▶ _The task_
Identify every line in the records below that contains the word "milj", and copy each of those lines.

▶ _Excerpted data_
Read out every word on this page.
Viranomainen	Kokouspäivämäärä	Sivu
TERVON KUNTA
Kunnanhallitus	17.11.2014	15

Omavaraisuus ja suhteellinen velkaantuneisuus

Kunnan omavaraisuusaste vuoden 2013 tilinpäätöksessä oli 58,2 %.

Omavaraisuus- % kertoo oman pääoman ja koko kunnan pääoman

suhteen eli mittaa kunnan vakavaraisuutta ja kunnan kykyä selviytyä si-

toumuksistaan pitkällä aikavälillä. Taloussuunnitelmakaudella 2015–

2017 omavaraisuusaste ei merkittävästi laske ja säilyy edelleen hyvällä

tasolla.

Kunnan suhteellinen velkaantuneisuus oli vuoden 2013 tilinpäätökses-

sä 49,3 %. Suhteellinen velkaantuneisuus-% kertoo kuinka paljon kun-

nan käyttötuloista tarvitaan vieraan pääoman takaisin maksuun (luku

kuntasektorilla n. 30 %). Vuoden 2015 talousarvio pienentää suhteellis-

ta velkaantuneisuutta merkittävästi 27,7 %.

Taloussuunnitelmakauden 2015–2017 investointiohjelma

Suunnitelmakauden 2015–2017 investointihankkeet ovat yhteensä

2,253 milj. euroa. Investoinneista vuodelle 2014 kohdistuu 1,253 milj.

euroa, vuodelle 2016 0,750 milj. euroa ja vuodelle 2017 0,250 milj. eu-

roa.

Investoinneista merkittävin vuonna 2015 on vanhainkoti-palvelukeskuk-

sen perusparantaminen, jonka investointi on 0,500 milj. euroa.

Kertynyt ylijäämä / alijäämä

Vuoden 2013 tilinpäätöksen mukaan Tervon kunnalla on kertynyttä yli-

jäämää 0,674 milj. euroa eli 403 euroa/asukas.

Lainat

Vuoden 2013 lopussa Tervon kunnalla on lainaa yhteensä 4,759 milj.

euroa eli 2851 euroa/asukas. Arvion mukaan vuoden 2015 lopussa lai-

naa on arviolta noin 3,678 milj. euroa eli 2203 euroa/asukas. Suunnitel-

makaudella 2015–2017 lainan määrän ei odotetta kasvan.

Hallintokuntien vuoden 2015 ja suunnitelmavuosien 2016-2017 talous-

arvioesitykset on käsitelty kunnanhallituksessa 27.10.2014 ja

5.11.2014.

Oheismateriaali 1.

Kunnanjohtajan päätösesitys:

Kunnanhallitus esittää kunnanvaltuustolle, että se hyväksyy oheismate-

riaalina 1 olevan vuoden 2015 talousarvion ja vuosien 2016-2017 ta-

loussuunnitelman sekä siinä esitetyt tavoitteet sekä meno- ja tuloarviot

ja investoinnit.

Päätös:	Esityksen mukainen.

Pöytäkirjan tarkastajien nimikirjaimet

▶ _Exercise solution_
2,253 milj. euroa. Investoinneista vuodelle 2014 kohdistuu 1,253 milj.
euroa, vuodelle 2016 0,750 milj. euroa ja vuodelle 2017 0,250 milj. eu-
sen perusparantaminen, jonka investointi on 0,500 milj. euroa.
jäämää 0,674 milj. euroa eli 403 euroa/asukas.
Vuoden 2013 lopussa Tervon kunnalla on lainaa yhteensä 4,759 milj.
naa on arviolta noin 3,678 milj. euroa eli 2203 euroa/asukas. Suunnitel-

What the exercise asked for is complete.